Extract every entry word for word.

> Extracted information
+-------+

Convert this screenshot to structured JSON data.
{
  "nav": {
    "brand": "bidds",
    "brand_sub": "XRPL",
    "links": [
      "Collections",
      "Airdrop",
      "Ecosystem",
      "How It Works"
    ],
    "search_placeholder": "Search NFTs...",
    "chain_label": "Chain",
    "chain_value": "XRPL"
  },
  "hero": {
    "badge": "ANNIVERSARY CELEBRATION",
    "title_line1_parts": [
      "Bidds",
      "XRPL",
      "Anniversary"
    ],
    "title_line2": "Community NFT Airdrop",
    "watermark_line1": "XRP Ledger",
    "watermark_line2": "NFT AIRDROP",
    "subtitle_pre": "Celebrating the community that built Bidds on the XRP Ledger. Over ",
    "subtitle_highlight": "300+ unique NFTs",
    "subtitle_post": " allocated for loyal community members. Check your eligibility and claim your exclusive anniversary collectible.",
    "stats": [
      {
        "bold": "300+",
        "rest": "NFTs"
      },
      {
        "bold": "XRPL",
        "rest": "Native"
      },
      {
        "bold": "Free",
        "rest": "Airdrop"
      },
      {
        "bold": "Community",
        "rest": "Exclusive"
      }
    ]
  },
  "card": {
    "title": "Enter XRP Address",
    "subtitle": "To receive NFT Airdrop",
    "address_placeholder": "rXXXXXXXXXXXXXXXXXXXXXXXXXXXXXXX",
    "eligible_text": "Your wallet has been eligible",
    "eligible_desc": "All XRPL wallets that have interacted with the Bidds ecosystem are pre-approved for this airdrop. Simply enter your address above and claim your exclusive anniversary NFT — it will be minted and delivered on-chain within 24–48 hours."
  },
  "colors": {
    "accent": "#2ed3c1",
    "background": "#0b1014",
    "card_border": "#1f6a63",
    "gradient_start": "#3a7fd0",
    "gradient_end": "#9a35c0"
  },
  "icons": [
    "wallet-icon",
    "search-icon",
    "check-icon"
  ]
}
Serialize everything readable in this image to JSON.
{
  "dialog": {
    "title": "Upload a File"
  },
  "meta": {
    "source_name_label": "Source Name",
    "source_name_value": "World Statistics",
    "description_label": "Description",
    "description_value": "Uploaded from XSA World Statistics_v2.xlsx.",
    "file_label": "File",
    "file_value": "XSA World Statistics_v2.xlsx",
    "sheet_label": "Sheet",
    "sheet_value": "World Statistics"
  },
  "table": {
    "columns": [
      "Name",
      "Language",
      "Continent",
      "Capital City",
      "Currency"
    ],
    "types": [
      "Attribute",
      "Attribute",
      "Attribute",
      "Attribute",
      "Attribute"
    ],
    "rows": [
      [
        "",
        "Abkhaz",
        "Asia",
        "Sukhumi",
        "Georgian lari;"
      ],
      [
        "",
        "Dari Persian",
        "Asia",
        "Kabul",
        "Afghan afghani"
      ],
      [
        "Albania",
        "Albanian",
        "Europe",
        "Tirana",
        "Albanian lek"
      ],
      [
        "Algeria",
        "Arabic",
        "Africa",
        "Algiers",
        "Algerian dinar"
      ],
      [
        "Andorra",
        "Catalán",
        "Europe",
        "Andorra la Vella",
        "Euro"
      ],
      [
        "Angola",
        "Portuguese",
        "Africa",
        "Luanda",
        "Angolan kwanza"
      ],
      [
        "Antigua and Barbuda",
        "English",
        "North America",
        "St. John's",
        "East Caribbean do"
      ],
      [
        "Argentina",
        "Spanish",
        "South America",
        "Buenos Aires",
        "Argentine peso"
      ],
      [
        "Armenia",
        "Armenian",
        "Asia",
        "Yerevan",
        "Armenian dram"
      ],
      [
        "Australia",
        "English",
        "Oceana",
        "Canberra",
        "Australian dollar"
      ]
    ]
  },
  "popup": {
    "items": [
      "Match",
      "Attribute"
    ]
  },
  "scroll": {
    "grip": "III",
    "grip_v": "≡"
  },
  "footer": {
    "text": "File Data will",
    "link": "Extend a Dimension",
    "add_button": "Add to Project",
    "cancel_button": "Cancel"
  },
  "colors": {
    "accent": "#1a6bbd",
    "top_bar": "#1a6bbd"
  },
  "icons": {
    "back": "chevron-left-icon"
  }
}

+-------+

> Result
Convert this screenshot to structured JSON data.
{
  "nav": {
    "brand": "bidds",
    "brand_sub": "XRPL",
    "links": [
      "Collections",
      "Airdrop",
      "Ecosystem",
      "How It Works"
    ],
    "search_placeholder": "Search NFTs...",
    "chain_label": "Chain",
    "chain_value": "XRPL"
  },
  "hero": {
    "badge": "ANNIVERSARY CELEBRATION",
    "title_line1_parts": [
      "Bidds",
      "XRPL",
      "Anniversary"
    ],
    "title_line2": "Community NFT Airdrop",
    "watermark_line1": "XRP Ledger",
    "watermark_line2": "NFT AIRDROP",
    "subtitle_pre": "Celebrating the community that built Bidds on the XRP Ledger. Over ",
    "subtitle_highlight": "300+ unique NFTs",
    "subtitle_post": " allocated for loyal community members. Check your eligibility and claim your exclusive anniversary collectible.",
    "stats": [
      {
        "bold": "300+",
        "rest": "NFTs"
      },
      {
        "bold": "XRPL",
        "rest": "Native"
      },
      {
        "bold": "Free",
        "rest": "Airdrop"
      },
      {
        "bold": "Community",
        "rest": "Exclusive"
      }
    ]
  },
  "card": {
    "title": "Enter XRP Address",
    "subtitle": "To receive NFT Airdrop",
    "address_placeholder": "rXXXXXXXXXXXXXXXXXXXXXXXXXXXXXXX",
    "eligible_text": "Your wallet has been eligible",
    "eligible_desc": "All XRPL wallets that have interacted with the Bidds ecosystem are pre-approved for this airdrop. Simply enter your address above and claim your exclusive anniversary NFT — it will be minted and delivered on-chain within 24–48 hours."
  },
  "colors": {
    "accent": "#2ed3c1",
    "background": "#0b1014",
    "card_border": "#1f6a63",
    "gradient_start": "#3a7fd0",
    "gradient_end": "#9a35c0"
  },
  "icons": [
    "wallet-icon",
    "search-icon",
    "check-icon"
  ]
}
Serialize everything readable in this image to JSON.
{
  "dialog": {
    "title": "Upload a File"
  },
  "meta": {
    "source_name_label": "Source Name",
    "source_name_value": "World Statistics",
    "description_label": "Description",
    "description_value": "Uploaded from XSA World Statistics_v2.xlsx.",
    "file_label": "File",
    "file_value": "XSA World Statistics_v2.xlsx",
    "sheet_label": "Sheet",
    "sheet_value": "World Statistics"
  },
  "table": {
    "columns": [
      "Name",
      "Language",
      "Continent",
      "Capital City",
      "Currency"
    ],
    "types": [
      "Attribute",
      "Attribute",
      "Attribute",
      "Attribute",
      "Attribute"
    ],
    "rows": [
      [
        "",
        "Abkhaz",
        "Asia",
        "Sukhumi",
        "Georgian lari;"
      ],
      [
        "",
        "Dari Persian",
        "Asia",
        "Kabul",
        "Afghan afghani"
      ],
      [
        "Albania",
        "Albanian",
        "Europe",
        "Tirana",
        "Albanian lek"
      ],
      [
        "Algeria",
        "Arabic",
        "Africa",
        "Algiers",
        "Algerian dinar"
      ],
      [
        "Andorra",
        "Catalán",
        "Europe",
        "Andorra la Vella",
        "Euro"
      ],
      [
        "Angola",
        "Portuguese",
        "Africa",
        "Luanda",
        "Angolan kwanza"
      ],
      [
        "Antigua and Barbuda",
        "English",
        "North America",
        "St. John's",
        "East Caribbean do"
      ],
      [
        "Argentina",
        "Spanish",
        "South America",
        "Buenos Aires",
        "Argentine peso"
      ],
      [
        "Armenia",
        "Armenian",
        "Asia",
        "Yerevan",
        "Armenian dram"
      ],
      [
        "Australia",
        "English",
        "Oceana",
        "Canberra",
        "Australian dollar"
      ]
    ]
  },
  "popup": {
    "items": [
      "Match",
      "Attribute"
    ]
  },
  "scroll": {
    "grip": "III",
    "grip_v": "≡"
  },
  "footer": {
    "text": "File Data will",
    "link": "Extend a Dimension",
    "add_button": "Add to Project",
    "cancel_button": "Cancel"
  },
  "colors": {
    "accent": "#1a6bbd",
    "top_bar": "#1a6bbd"
  },
  "icons": {
    "back": "chevron-left-icon"
  }
}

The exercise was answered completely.